- _WHAT YOU HAVE TO DO_
Restate the whole listing word for word. Pictures are left out.

+++ PROVIDED ENTRIES +++

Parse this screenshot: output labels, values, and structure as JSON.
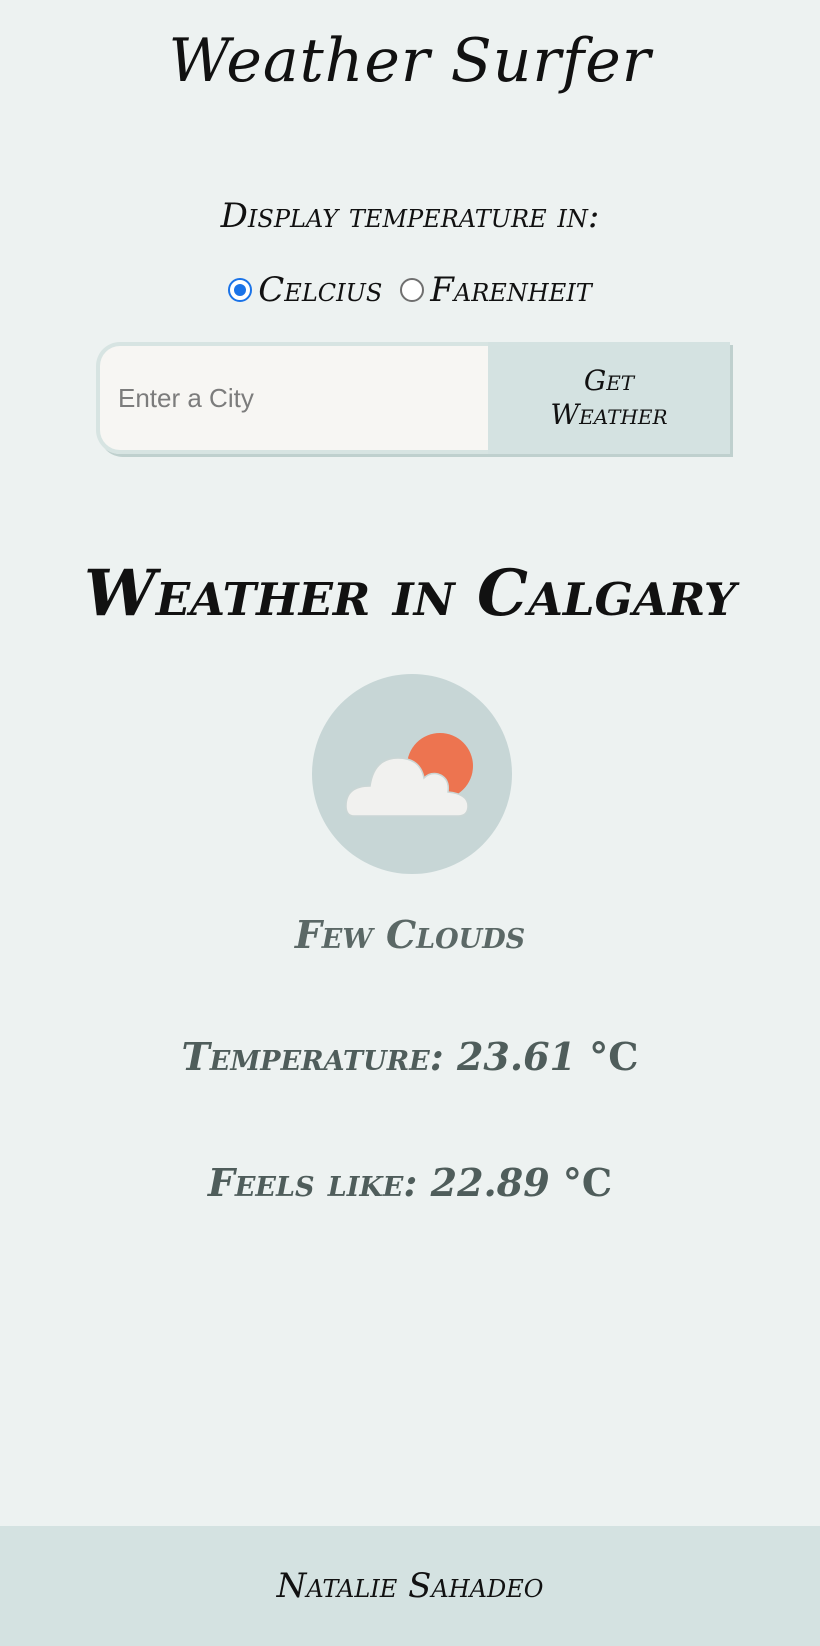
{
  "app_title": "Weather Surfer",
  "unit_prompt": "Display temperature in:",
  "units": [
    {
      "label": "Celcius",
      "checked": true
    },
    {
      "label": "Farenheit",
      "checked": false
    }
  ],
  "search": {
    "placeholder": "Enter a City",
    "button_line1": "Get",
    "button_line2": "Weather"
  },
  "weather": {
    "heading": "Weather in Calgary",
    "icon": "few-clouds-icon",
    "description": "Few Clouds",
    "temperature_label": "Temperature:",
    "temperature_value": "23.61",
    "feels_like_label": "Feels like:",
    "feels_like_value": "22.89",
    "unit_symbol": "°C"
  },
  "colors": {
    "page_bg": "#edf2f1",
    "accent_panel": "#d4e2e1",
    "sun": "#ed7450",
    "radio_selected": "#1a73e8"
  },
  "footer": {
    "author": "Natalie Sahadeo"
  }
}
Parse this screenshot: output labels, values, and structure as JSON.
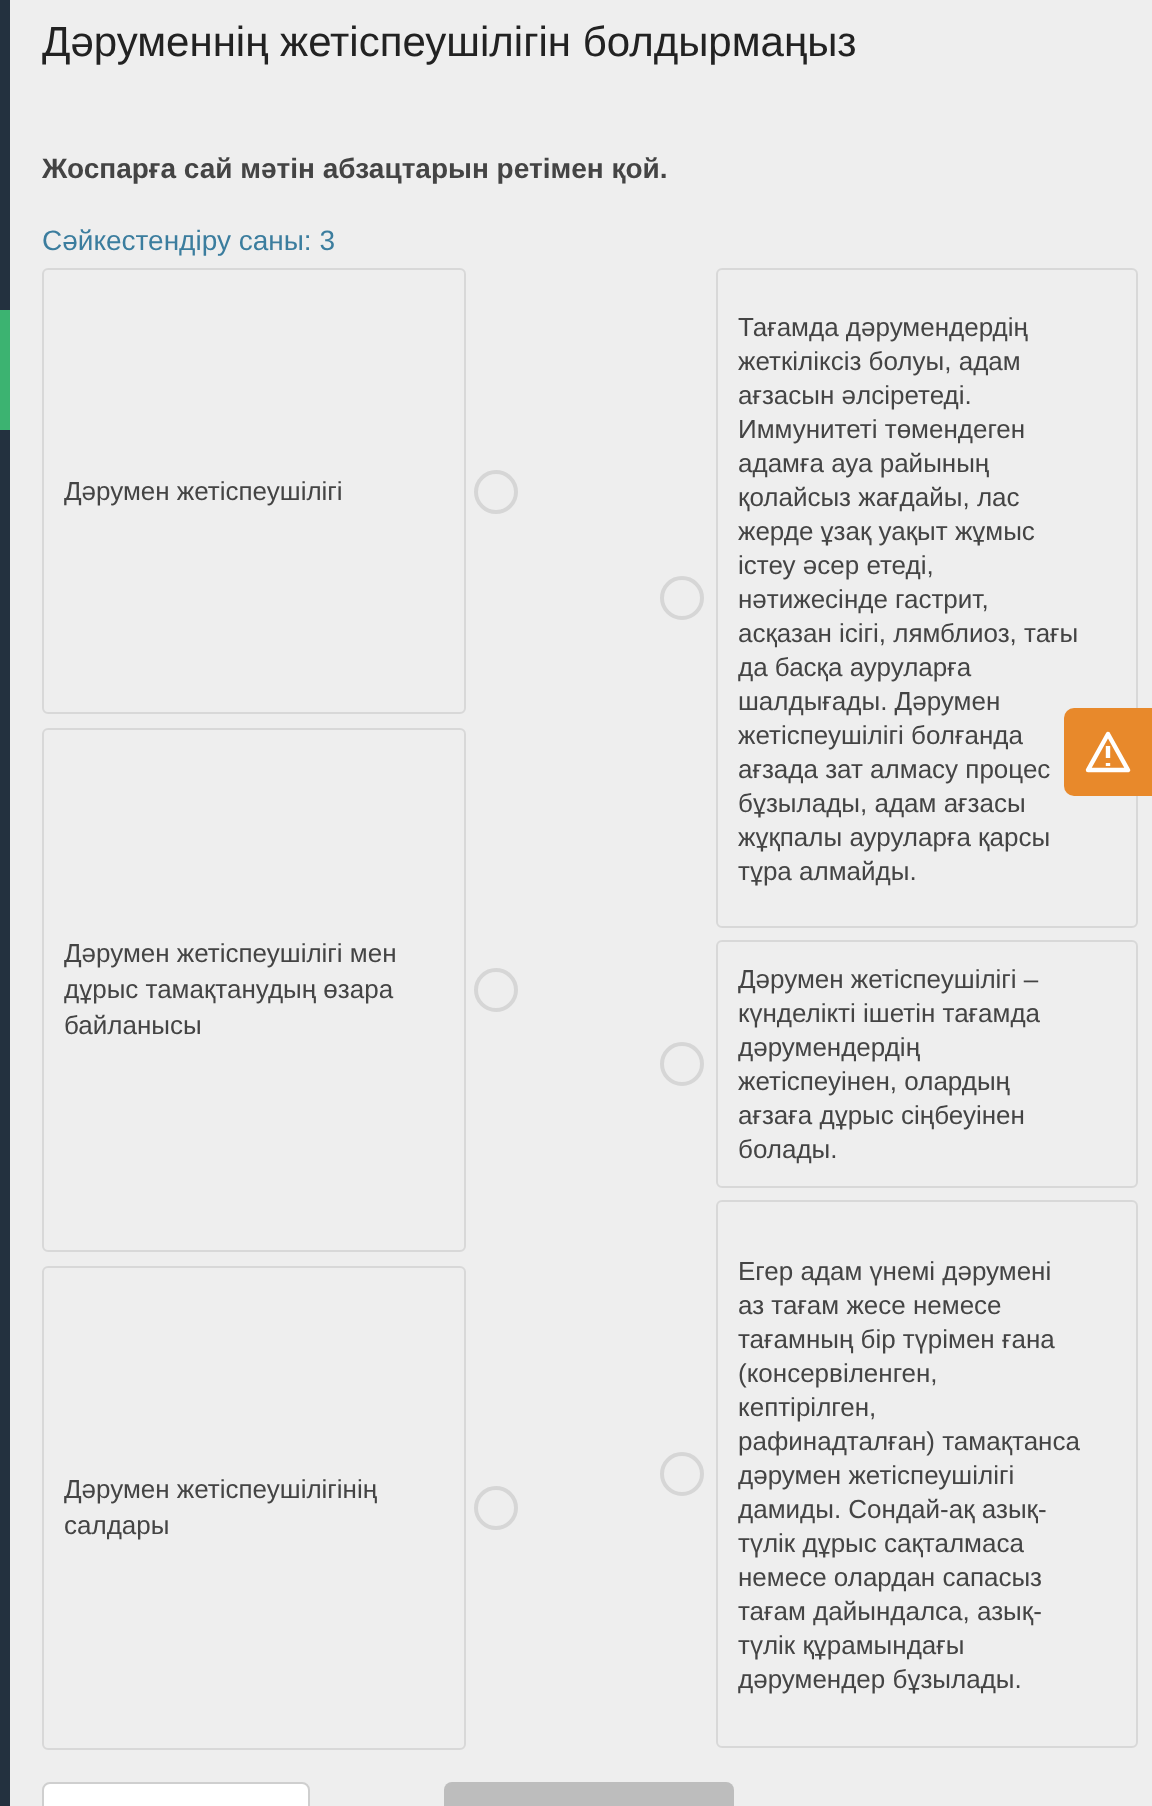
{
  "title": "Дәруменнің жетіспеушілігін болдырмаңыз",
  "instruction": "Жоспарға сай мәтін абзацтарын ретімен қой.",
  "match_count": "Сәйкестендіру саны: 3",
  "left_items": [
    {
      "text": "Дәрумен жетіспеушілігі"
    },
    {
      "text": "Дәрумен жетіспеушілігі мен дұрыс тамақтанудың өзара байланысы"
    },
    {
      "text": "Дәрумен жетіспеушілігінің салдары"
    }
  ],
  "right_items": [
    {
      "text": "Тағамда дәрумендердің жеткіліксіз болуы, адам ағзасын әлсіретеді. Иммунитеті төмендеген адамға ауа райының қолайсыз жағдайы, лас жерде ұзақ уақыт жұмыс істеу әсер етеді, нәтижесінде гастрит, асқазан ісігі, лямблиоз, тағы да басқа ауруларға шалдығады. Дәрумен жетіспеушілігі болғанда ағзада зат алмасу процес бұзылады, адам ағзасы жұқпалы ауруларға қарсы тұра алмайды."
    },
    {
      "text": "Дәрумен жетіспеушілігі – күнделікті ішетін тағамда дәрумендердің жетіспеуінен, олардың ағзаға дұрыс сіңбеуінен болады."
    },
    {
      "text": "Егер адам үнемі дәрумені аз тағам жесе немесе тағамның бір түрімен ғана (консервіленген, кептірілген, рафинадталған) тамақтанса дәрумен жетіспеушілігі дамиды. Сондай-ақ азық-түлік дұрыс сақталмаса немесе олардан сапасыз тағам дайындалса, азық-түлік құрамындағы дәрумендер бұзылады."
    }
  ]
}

+++

- _WORKED SOLUTION_
Parse this screenshot: output labels, values, and structure as JSON.
{
  "app_title": "Weather Surfer",
  "unit_prompt": "Display temperature in:",
  "units": [
    {
      "label": "Celcius",
      "checked": true
    },
    {
      "label": "Farenheit",
      "checked": false
    }
  ],
  "search": {
    "placeholder": "Enter a City",
    "button_line1": "Get",
    "button_line2": "Weather"
  },
  "weather": {
    "heading": "Weather in Calgary",
    "icon": "few-clouds-icon",
    "description": "Few Clouds",
    "temperature_label": "Temperature:",
    "temperature_value": "23.61",
    "feels_like_label": "Feels like:",
    "feels_like_value": "22.89",
    "unit_symbol": "°C"
  },
  "colors": {
    "page_bg": "#edf2f1",
    "accent_panel": "#d4e2e1",
    "sun": "#ed7450",
    "radio_selected": "#1a73e8"
  },
  "footer": {
    "author": "Natalie Sahadeo"
  }
}
Parse this screenshot: output labels, values, and structure as JSON.
{
  "title": "Дәруменнің жетіспеушілігін болдырмаңыз",
  "instruction": "Жоспарға сай мәтін абзацтарын ретімен қой.",
  "match_count": "Сәйкестендіру саны: 3",
  "left_items": [
    {
      "text": "Дәрумен жетіспеушілігі"
    },
    {
      "text": "Дәрумен жетіспеушілігі мен дұрыс тамақтанудың өзара байланысы"
    },
    {
      "text": "Дәрумен жетіспеушілігінің салдары"
    }
  ],
  "right_items": [
    {
      "text": "Тағамда дәрумендердің жеткіліксіз болуы, адам ағзасын әлсіретеді. Иммунитеті төмендеген адамға ауа райының қолайсыз жағдайы, лас жерде ұзақ уақыт жұмыс істеу әсер етеді, нәтижесінде гастрит, асқазан ісігі, лямблиоз, тағы да басқа ауруларға шалдығады. Дәрумен жетіспеушілігі болғанда ағзада зат алмасу процес бұзылады, адам ағзасы жұқпалы ауруларға қарсы тұра алмайды."
    },
    {
      "text": "Дәрумен жетіспеушілігі – күнделікті ішетін тағамда дәрумендердің жетіспеуінен, олардың ағзаға дұрыс сіңбеуінен болады."
    },
    {
      "text": "Егер адам үнемі дәрумені аз тағам жесе немесе тағамның бір түрімен ғана (консервіленген, кептірілген, рафинадталған) тамақтанса дәрумен жетіспеушілігі дамиды. Сондай-ақ азық-түлік дұрыс сақталмаса немесе олардан сапасыз тағам дайындалса, азық-түлік құрамындағы дәрумендер бұзылады."
    }
  ]
}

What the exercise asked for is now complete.